═══ Records for the task ═══

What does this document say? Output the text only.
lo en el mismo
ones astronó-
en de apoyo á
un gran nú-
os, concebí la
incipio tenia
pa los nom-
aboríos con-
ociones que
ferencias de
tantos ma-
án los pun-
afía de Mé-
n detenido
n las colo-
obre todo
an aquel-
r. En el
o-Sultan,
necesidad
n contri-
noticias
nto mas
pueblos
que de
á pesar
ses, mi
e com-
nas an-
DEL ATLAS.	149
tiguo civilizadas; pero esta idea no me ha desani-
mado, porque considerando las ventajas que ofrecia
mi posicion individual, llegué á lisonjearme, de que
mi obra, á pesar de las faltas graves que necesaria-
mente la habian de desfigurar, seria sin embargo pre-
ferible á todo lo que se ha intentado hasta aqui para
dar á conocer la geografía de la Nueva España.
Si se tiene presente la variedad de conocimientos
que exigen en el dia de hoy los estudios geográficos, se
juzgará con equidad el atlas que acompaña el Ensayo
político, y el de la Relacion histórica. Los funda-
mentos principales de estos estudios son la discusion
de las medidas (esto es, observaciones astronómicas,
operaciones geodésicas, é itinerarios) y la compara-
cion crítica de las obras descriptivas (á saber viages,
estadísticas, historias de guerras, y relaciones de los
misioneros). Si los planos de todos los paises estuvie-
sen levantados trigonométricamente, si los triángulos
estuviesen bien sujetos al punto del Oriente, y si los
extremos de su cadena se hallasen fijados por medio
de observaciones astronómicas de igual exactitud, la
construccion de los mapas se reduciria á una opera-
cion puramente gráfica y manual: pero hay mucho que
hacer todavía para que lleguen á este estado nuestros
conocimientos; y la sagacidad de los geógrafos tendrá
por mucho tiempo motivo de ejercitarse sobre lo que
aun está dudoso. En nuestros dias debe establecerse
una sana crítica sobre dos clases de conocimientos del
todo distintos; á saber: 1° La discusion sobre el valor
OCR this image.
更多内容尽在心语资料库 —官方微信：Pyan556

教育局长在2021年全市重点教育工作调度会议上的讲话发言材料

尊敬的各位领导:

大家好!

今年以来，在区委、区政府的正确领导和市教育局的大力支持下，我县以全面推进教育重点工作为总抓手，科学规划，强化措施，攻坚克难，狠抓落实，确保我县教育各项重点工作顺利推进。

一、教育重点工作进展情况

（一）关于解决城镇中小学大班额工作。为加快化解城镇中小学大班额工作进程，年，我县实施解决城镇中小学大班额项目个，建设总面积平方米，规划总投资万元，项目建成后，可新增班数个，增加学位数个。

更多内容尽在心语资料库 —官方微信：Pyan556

═══

[Short exercise] Reproduce the records word for word.

[Answer to the task]
What does this document say? Output the text only.
lo en el mismo
ones astronó-
en de apoyo á
un gran nú-
os, concebí la
incipio tenia
pa los nom-
aboríos con-
ociones que
ferencias de
tantos ma-
án los pun-
afía de Mé-
n detenido
n las colo-
obre todo
an aquel-
r. En el
o-Sultan,
necesidad
n contri-
noticias
nto mas
pueblos
que de
á pesar
ses, mi
e com-
nas an-
DEL ATLAS.	149
tiguo civilizadas; pero esta idea no me ha desani-
mado, porque considerando las ventajas que ofrecia
mi posicion individual, llegué á lisonjearme, de que
mi obra, á pesar de las faltas graves que necesaria-
mente la habian de desfigurar, seria sin embargo pre-
ferible á todo lo que se ha intentado hasta aqui para
dar á conocer la geografía de la Nueva España.
Si se tiene presente la variedad de conocimientos
que exigen en el dia de hoy los estudios geográficos, se
juzgará con equidad el atlas que acompaña el Ensayo
político, y el de la Relacion histórica. Los funda-
mentos principales de estos estudios son la discusion
de las medidas (esto es, observaciones astronómicas,
operaciones geodésicas, é itinerarios) y la compara-
cion crítica de las obras descriptivas (á saber viages,
estadísticas, historias de guerras, y relaciones de los
misioneros). Si los planos de todos los paises estuvie-
sen levantados trigonométricamente, si los triángulos
estuviesen bien sujetos al punto del Oriente, y si los
extremos de su cadena se hallasen fijados por medio
de observaciones astronómicas de igual exactitud, la
construccion de los mapas se reduciria á una opera-
cion puramente gráfica y manual: pero hay mucho que
hacer todavía para que lleguen á este estado nuestros
conocimientos; y la sagacidad de los geógrafos tendrá
por mucho tiempo motivo de ejercitarse sobre lo que
aun está dudoso. En nuestros dias debe establecerse
una sana crítica sobre dos clases de conocimientos del
todo distintos; á saber: 1° La discusion sobre el valor
OCR this image.
更多内容尽在心语资料库 —官方微信：Pyan556

教育局长在2021年全市重点教育工作调度会议上的讲话发言材料

尊敬的各位领导:

大家好!

今年以来，在区委、区政府的正确领导和市教育局的大力支持下，我县以全面推进教育重点工作为总抓手，科学规划，强化措施，攻坚克难，狠抓落实，确保我县教育各项重点工作顺利推进。

一、教育重点工作进展情况

（一）关于解决城镇中小学大班额工作。为加快化解城镇中小学大班额工作进程，年，我县实施解决城镇中小学大班额项目个，建设总面积平方米，规划总投资万元，项目建成后，可新增班数个，增加学位数个。

更多内容尽在心语资料库 —官方微信：Pyan556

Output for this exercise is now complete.